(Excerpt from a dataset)
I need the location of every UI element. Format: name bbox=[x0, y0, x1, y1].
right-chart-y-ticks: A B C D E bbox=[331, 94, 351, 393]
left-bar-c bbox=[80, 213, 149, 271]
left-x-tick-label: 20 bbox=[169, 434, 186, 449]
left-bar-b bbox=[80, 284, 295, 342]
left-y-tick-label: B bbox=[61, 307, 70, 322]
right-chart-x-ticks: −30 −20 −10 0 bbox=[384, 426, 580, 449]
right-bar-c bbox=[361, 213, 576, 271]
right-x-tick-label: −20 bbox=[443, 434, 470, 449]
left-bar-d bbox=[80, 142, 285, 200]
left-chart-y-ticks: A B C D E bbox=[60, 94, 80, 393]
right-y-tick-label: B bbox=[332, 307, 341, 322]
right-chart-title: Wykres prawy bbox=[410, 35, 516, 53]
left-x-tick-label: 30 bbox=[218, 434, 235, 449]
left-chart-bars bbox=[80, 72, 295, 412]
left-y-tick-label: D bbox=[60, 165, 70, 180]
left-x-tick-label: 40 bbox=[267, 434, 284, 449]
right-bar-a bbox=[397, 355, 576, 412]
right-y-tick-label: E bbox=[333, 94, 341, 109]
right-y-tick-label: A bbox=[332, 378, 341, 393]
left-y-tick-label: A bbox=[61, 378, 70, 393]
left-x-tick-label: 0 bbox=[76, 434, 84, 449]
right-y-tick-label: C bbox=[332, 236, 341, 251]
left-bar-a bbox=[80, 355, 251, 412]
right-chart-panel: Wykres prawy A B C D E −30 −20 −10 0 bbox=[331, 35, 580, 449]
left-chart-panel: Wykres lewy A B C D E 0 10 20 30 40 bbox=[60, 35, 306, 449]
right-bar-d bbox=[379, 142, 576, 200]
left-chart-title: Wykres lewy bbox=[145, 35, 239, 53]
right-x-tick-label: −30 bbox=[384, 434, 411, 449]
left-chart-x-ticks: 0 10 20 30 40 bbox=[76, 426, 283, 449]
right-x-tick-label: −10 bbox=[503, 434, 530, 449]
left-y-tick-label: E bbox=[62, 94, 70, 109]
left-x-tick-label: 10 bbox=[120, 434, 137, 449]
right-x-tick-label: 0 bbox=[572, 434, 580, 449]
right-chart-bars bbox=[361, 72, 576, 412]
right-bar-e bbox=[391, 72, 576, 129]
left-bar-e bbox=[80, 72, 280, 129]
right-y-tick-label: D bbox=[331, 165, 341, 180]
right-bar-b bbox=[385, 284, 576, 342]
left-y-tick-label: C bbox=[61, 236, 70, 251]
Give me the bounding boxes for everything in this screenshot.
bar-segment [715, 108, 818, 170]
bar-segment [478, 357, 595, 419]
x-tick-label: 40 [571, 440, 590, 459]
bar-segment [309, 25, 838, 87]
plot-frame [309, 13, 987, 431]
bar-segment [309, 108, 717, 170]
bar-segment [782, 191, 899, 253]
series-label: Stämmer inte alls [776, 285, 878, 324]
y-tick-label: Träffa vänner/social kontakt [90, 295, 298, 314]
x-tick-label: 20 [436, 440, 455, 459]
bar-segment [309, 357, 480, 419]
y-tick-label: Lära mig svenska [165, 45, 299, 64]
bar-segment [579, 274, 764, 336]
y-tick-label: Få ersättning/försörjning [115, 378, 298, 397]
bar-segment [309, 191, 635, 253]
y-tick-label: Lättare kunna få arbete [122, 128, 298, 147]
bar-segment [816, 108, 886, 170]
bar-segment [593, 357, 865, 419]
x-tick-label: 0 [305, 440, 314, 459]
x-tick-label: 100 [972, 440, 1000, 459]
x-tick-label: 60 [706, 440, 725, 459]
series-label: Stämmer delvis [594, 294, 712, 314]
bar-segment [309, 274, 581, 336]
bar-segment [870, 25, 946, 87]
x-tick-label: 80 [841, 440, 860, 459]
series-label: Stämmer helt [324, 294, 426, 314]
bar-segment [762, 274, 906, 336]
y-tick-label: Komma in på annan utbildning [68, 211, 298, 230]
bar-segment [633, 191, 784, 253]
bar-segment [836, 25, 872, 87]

*Aim of the exercise*: Copy out every line of the entries above word for word, with no changes.

*Written answer*:
I need the location of every UI element. Format: name bbox=[x0, y0, x1, y1].
right-chart-y-ticks: A B C D E bbox=[331, 94, 351, 393]
left-bar-c bbox=[80, 213, 149, 271]
left-x-tick-label: 20 bbox=[169, 434, 186, 449]
left-bar-b bbox=[80, 284, 295, 342]
left-y-tick-label: B bbox=[61, 307, 70, 322]
right-chart-x-ticks: −30 −20 −10 0 bbox=[384, 426, 580, 449]
right-bar-c bbox=[361, 213, 576, 271]
right-x-tick-label: −20 bbox=[443, 434, 470, 449]
left-bar-d bbox=[80, 142, 285, 200]
left-chart-y-ticks: A B C D E bbox=[60, 94, 80, 393]
right-y-tick-label: B bbox=[332, 307, 341, 322]
right-chart-title: Wykres prawy bbox=[410, 35, 516, 53]
left-x-tick-label: 30 bbox=[218, 434, 235, 449]
left-chart-bars bbox=[80, 72, 295, 412]
left-y-tick-label: D bbox=[60, 165, 70, 180]
left-x-tick-label: 40 bbox=[267, 434, 284, 449]
right-bar-a bbox=[397, 355, 576, 412]
right-y-tick-label: E bbox=[333, 94, 341, 109]
right-y-tick-label: A bbox=[332, 378, 341, 393]
left-y-tick-label: A bbox=[61, 378, 70, 393]
left-x-tick-label: 0 bbox=[76, 434, 84, 449]
right-y-tick-label: C bbox=[332, 236, 341, 251]
left-bar-a bbox=[80, 355, 251, 412]
right-chart-panel: Wykres prawy A B C D E −30 −20 −10 0 bbox=[331, 35, 580, 449]
left-chart-panel: Wykres lewy A B C D E 0 10 20 30 40 bbox=[60, 35, 306, 449]
right-bar-d bbox=[379, 142, 576, 200]
left-chart-title: Wykres lewy bbox=[145, 35, 239, 53]
right-x-tick-label: −30 bbox=[384, 434, 411, 449]
left-chart-x-ticks: 0 10 20 30 40 bbox=[76, 426, 283, 449]
right-x-tick-label: −10 bbox=[503, 434, 530, 449]
left-y-tick-label: E bbox=[62, 94, 70, 109]
left-x-tick-label: 10 bbox=[120, 434, 137, 449]
right-x-tick-label: 0 bbox=[572, 434, 580, 449]
right-chart-bars bbox=[361, 72, 576, 412]
right-bar-e bbox=[391, 72, 576, 129]
left-bar-e bbox=[80, 72, 280, 129]
right-y-tick-label: D bbox=[331, 165, 341, 180]
right-bar-b bbox=[385, 284, 576, 342]
left-y-tick-label: C bbox=[61, 236, 70, 251]
Give me the bounding boxes for everything in this screenshot.
bar-segment [715, 108, 818, 170]
bar-segment [478, 357, 595, 419]
x-tick-label: 40 [571, 440, 590, 459]
bar-segment [309, 25, 838, 87]
plot-frame [309, 13, 987, 431]
bar-segment [309, 108, 717, 170]
bar-segment [782, 191, 899, 253]
series-label: Stämmer inte alls [776, 285, 878, 324]
y-tick-label: Träffa vänner/social kontakt [90, 295, 298, 314]
x-tick-label: 20 [436, 440, 455, 459]
bar-segment [309, 357, 480, 419]
y-tick-label: Lära mig svenska [165, 45, 299, 64]
bar-segment [579, 274, 764, 336]
y-tick-label: Få ersättning/försörjning [115, 378, 298, 397]
bar-segment [309, 191, 635, 253]
y-tick-label: Lättare kunna få arbete [122, 128, 298, 147]
bar-segment [816, 108, 886, 170]
bar-segment [593, 357, 865, 419]
x-tick-label: 0 [305, 440, 314, 459]
x-tick-label: 100 [972, 440, 1000, 459]
x-tick-label: 60 [706, 440, 725, 459]
series-label: Stämmer delvis [594, 294, 712, 314]
bar-segment [309, 274, 581, 336]
bar-segment [870, 25, 946, 87]
x-tick-label: 80 [841, 440, 860, 459]
series-label: Stämmer helt [324, 294, 426, 314]
bar-segment [762, 274, 906, 336]
y-tick-label: Komma in på annan utbildning [68, 211, 298, 230]
bar-segment [633, 191, 784, 253]
bar-segment [836, 25, 872, 87]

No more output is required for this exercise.